++++ Material provided ++++

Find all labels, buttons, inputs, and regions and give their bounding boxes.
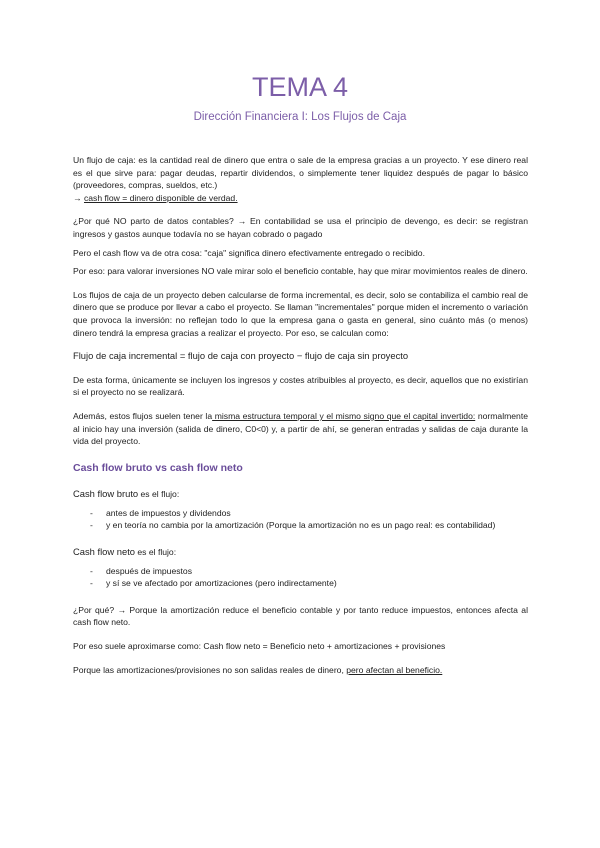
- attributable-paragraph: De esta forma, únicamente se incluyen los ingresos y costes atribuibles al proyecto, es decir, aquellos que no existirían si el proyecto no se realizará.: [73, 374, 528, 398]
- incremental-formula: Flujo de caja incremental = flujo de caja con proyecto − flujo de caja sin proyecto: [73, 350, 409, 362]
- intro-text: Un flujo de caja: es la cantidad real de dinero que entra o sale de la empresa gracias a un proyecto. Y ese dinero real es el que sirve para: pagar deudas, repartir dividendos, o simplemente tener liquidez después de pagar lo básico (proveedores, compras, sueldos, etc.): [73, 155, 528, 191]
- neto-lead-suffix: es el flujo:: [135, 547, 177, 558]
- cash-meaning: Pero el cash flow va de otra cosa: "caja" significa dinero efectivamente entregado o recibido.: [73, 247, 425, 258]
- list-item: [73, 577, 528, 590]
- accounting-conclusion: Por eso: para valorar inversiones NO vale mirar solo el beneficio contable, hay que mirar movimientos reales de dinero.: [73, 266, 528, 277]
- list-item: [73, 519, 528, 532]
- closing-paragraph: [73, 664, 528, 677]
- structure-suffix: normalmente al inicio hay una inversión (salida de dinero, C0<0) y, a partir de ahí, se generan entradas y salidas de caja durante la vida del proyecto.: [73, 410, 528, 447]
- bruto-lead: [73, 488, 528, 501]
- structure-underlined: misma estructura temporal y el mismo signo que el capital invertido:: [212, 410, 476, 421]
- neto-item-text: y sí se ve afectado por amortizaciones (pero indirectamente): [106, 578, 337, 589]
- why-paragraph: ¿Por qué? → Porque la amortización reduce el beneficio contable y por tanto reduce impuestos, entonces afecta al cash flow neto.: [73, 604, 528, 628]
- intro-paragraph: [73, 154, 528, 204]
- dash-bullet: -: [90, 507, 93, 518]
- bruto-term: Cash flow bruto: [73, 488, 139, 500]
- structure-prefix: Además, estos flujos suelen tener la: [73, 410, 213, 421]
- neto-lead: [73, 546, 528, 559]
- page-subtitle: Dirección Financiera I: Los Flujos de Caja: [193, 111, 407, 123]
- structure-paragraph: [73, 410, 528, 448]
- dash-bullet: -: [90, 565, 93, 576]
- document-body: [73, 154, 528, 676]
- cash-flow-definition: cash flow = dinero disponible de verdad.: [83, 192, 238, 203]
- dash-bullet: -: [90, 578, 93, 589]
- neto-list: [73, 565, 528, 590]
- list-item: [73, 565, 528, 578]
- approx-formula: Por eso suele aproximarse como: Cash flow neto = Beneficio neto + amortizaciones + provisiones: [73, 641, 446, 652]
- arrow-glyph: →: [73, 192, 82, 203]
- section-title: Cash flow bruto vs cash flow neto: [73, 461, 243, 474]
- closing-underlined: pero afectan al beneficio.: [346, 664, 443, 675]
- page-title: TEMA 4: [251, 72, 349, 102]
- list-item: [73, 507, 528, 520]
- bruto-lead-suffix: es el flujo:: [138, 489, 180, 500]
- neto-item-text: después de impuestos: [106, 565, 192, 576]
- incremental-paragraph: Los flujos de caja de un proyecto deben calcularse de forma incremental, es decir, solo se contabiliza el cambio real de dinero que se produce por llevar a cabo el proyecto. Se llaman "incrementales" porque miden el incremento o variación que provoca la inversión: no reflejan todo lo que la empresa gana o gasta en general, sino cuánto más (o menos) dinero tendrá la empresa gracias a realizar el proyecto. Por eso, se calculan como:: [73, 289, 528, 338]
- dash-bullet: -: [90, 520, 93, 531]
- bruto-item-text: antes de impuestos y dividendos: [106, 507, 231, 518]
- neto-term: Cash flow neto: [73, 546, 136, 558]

++++

Task to carry out:
Output all the entries above line for line without any changes, and leave out the pictures.

Solved exercise:
Find all labels, buttons, inputs, and regions and give their bounding boxes.
- attributable-paragraph: De esta forma, únicamente se incluyen los ingresos y costes atribuibles al proyecto, es decir, aquellos que no existirían si el proyecto no se realizará.: [73, 374, 528, 398]
- incremental-formula: Flujo de caja incremental = flujo de caja con proyecto − flujo de caja sin proyecto: [73, 350, 409, 362]
- intro-text: Un flujo de caja: es la cantidad real de dinero que entra o sale de la empresa gracias a un proyecto. Y ese dinero real es el que sirve para: pagar deudas, repartir dividendos, o simplemente tener liquidez después de pagar lo básico (proveedores, compras, sueldos, etc.): [73, 155, 528, 191]
- neto-lead-suffix: es el flujo:: [135, 547, 177, 558]
- cash-meaning: Pero el cash flow va de otra cosa: "caja" significa dinero efectivamente entregado o recibido.: [73, 247, 425, 258]
- list-item: [73, 577, 528, 590]
- accounting-conclusion: Por eso: para valorar inversiones NO vale mirar solo el beneficio contable, hay que mirar movimientos reales de dinero.: [73, 266, 528, 277]
- list-item: [73, 519, 528, 532]
- closing-paragraph: [73, 664, 528, 677]
- structure-suffix: normalmente al inicio hay una inversión (salida de dinero, C0<0) y, a partir de ahí, se generan entradas y salidas de caja durante la vida del proyecto.: [73, 410, 528, 447]
- bruto-lead: [73, 488, 528, 501]
- structure-underlined: misma estructura temporal y el mismo signo que el capital invertido:: [212, 410, 476, 421]
- neto-item-text: y sí se ve afectado por amortizaciones (pero indirectamente): [106, 578, 337, 589]
- why-paragraph: ¿Por qué? → Porque la amortización reduce el beneficio contable y por tanto reduce impuestos, entonces afecta al cash flow neto.: [73, 604, 528, 628]
- intro-paragraph: [73, 154, 528, 204]
- dash-bullet: -: [90, 507, 93, 518]
- bruto-term: Cash flow bruto: [73, 488, 139, 500]
- structure-prefix: Además, estos flujos suelen tener la: [73, 410, 213, 421]
- neto-lead: [73, 546, 528, 559]
- page-subtitle: Dirección Financiera I: Los Flujos de Caja: [193, 111, 407, 123]
- structure-paragraph: [73, 410, 528, 448]
- dash-bullet: -: [90, 565, 93, 576]
- document-body: [73, 154, 528, 676]
- cash-flow-definition: cash flow = dinero disponible de verdad.: [83, 192, 238, 203]
- dash-bullet: -: [90, 578, 93, 589]
- neto-list: [73, 565, 528, 590]
- list-item: [73, 565, 528, 578]
- approx-formula: Por eso suele aproximarse como: Cash flow neto = Beneficio neto + amortizaciones + provisiones: [73, 641, 446, 652]
- arrow-glyph: →: [73, 192, 82, 203]
- section-title: Cash flow bruto vs cash flow neto: [73, 461, 243, 474]
- closing-underlined: pero afectan al beneficio.: [346, 664, 443, 675]
- page-title: TEMA 4: [251, 72, 349, 102]
- list-item: [73, 507, 528, 520]
- bruto-lead-suffix: es el flujo:: [138, 489, 180, 500]
- neto-item-text: después de impuestos: [106, 565, 192, 576]
- incremental-paragraph: Los flujos de caja de un proyecto deben calcularse de forma incremental, es decir, solo se contabiliza el cambio real de dinero que se produce por llevar a cabo el proyecto. Se llaman "incrementales" porque miden el incremento o variación que provoca la inversión: no reflejan todo lo que la empresa gana o gasta en general, sino cuánto más (o menos) dinero tendrá la empresa gracias a realizar el proyecto. Por eso, se calculan como:: [73, 289, 528, 338]
- dash-bullet: -: [90, 520, 93, 531]
- bruto-item-text: antes de impuestos y dividendos: [106, 507, 231, 518]
- neto-term: Cash flow neto: [73, 546, 136, 558]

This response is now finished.